## TASK DIRECTIONS
Gather all lines from the material that contain the word "Cortex".

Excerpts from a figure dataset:
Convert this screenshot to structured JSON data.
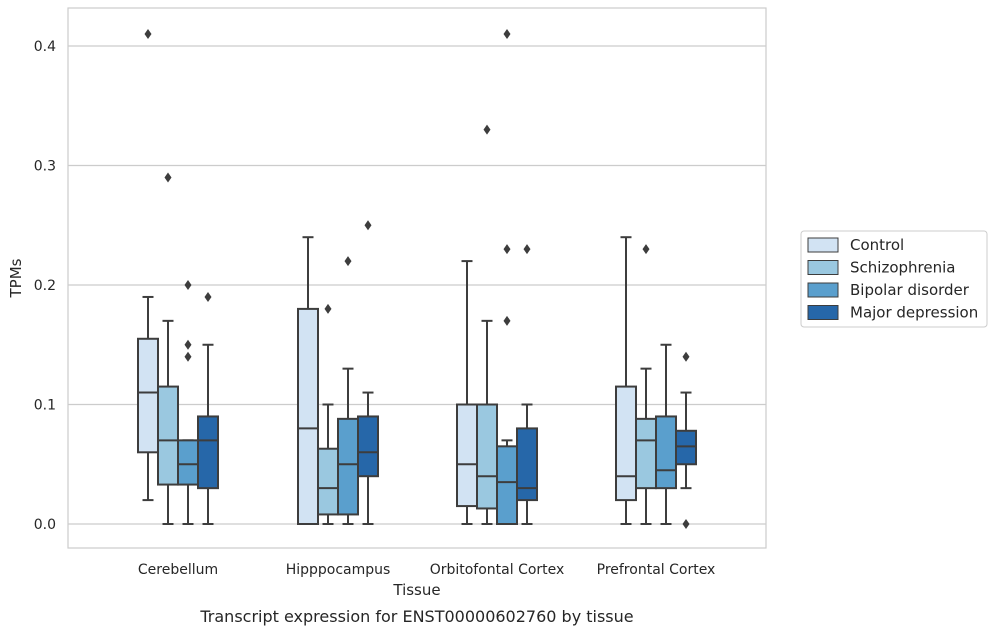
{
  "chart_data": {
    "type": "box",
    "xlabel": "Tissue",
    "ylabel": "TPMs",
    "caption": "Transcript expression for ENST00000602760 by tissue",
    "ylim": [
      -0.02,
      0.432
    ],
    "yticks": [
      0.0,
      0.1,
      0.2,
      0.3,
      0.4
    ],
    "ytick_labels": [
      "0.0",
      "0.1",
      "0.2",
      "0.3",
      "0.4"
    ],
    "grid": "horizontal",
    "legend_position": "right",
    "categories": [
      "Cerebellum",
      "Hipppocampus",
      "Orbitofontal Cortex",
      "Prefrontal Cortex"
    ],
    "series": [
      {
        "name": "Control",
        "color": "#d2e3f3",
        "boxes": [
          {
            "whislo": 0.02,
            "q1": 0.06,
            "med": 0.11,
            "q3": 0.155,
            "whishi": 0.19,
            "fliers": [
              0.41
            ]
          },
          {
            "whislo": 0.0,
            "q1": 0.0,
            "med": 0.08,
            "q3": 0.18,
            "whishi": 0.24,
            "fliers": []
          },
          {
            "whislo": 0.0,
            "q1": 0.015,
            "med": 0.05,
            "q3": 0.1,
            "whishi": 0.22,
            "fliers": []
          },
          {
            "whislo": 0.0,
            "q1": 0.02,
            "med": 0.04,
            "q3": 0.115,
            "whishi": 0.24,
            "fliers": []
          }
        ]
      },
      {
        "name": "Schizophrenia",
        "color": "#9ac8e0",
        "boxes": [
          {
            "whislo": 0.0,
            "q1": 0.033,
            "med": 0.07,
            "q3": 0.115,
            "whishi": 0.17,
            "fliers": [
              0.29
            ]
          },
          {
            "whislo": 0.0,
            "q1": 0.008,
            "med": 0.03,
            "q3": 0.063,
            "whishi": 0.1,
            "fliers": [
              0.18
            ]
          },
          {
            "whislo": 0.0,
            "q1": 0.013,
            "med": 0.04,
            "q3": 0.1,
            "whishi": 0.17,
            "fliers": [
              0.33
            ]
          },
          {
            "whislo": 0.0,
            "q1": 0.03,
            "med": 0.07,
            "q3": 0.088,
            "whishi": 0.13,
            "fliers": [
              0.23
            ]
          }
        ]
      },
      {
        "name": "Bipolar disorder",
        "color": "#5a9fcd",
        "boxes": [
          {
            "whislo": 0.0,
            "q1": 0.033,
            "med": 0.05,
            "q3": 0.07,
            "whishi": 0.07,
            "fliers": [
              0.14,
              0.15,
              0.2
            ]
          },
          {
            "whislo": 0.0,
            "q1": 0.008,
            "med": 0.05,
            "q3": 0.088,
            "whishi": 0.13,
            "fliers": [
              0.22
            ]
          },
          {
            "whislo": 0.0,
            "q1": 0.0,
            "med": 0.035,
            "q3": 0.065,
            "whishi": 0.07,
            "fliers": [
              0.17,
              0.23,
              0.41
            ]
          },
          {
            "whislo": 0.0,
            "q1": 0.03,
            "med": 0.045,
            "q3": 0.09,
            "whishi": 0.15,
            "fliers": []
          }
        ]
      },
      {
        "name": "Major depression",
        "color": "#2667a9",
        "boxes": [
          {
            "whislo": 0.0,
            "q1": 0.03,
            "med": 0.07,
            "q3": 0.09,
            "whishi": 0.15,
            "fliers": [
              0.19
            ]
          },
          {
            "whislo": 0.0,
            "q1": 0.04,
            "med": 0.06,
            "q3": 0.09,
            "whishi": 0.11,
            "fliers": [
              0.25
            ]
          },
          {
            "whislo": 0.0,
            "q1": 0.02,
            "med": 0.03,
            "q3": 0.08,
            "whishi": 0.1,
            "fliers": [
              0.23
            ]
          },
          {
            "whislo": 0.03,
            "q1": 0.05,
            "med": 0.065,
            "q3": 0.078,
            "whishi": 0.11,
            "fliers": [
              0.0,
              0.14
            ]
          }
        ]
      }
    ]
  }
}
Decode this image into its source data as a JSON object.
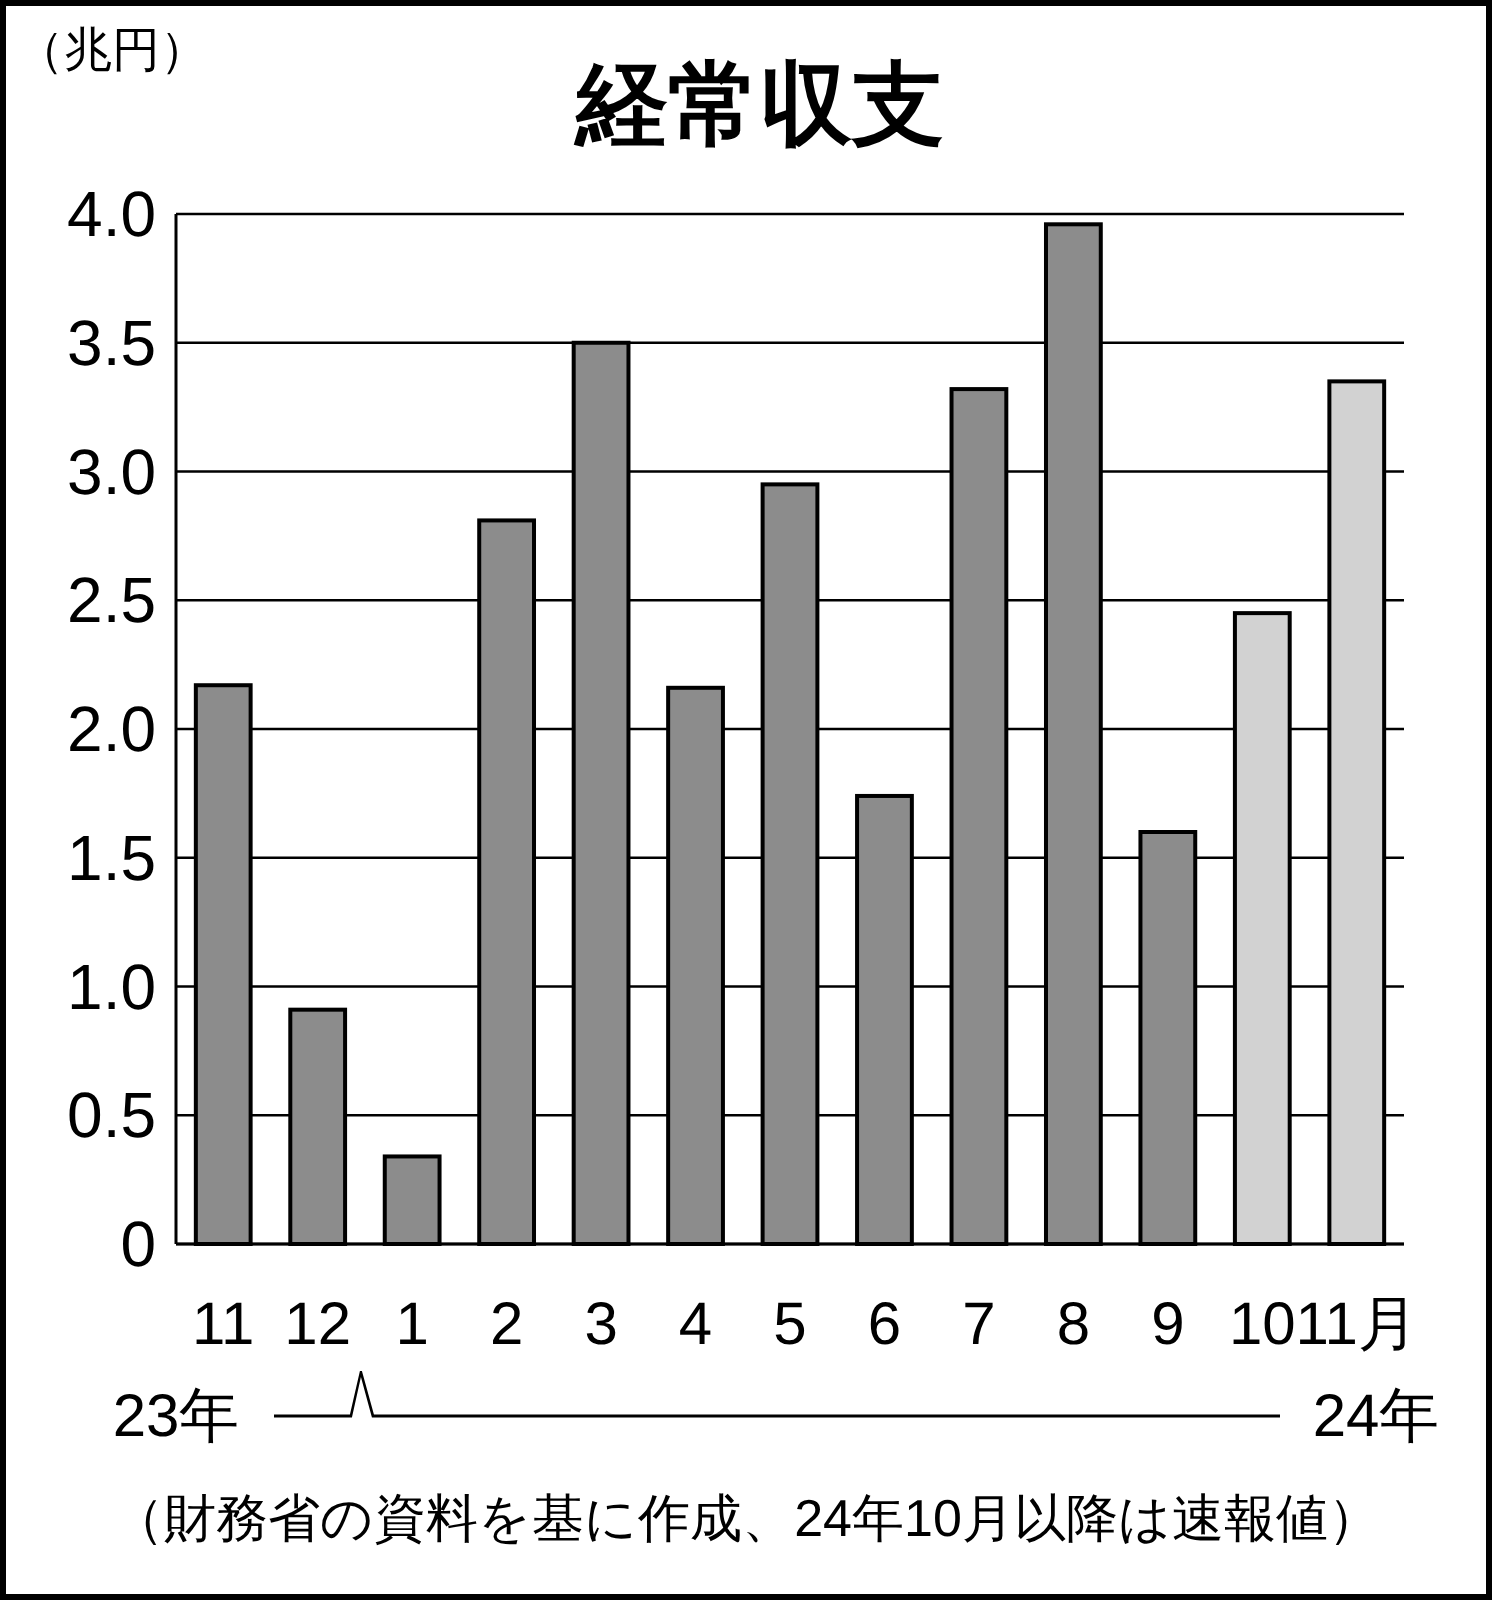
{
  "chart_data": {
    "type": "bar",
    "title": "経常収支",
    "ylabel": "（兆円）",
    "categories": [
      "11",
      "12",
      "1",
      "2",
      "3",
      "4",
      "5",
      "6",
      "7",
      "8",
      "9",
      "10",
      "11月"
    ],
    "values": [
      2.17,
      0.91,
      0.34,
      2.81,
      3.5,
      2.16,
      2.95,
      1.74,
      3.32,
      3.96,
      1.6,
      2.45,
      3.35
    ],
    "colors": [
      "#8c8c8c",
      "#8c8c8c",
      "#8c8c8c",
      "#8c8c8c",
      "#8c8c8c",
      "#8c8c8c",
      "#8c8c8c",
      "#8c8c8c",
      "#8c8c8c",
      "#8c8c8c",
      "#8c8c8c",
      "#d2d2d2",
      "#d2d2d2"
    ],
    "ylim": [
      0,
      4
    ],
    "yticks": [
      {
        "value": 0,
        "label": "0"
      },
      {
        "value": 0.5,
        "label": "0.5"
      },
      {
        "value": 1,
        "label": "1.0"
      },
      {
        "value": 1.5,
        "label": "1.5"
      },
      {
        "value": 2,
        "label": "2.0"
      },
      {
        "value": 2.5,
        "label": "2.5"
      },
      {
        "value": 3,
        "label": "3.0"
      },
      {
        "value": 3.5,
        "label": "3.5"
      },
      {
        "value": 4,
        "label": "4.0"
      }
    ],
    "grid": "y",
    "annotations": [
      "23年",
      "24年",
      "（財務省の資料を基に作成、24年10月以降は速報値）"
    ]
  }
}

* * *

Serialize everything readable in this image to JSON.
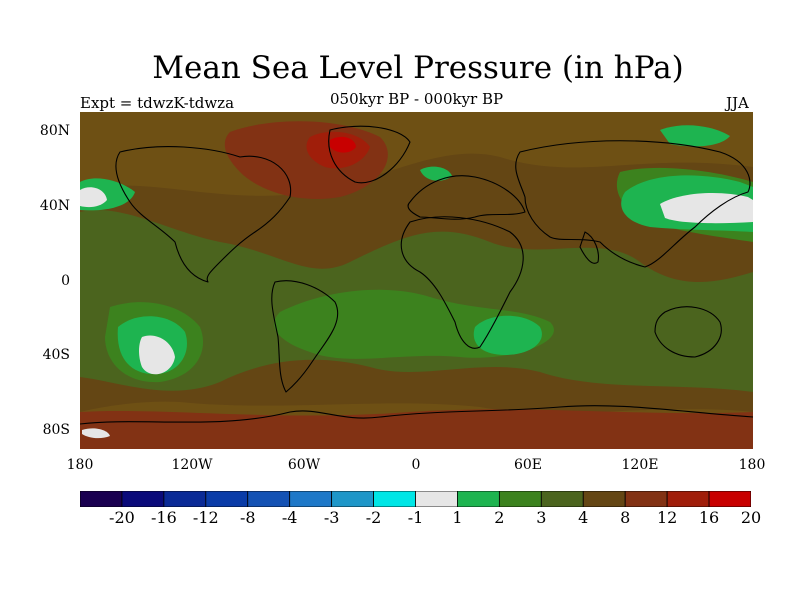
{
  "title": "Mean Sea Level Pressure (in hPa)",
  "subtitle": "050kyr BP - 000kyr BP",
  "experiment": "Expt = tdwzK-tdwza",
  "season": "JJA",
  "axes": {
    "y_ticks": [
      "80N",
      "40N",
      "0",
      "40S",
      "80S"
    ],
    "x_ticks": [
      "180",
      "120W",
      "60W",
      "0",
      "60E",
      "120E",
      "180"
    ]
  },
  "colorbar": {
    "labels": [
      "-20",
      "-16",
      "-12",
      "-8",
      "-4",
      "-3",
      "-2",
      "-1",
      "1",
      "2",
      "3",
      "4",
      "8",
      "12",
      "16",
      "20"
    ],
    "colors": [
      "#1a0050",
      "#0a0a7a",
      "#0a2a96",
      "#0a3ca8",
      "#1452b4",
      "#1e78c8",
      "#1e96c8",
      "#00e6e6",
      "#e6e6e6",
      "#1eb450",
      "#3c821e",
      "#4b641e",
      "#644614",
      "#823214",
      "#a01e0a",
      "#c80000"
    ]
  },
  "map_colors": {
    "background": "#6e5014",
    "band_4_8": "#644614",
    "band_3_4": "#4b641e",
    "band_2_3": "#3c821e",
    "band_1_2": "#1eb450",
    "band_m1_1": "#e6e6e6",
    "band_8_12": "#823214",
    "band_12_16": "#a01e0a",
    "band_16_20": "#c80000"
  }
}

## EXPECTED OUTPUT
      "Orbitofontal Cortex",
      "Prefrontal Cortex"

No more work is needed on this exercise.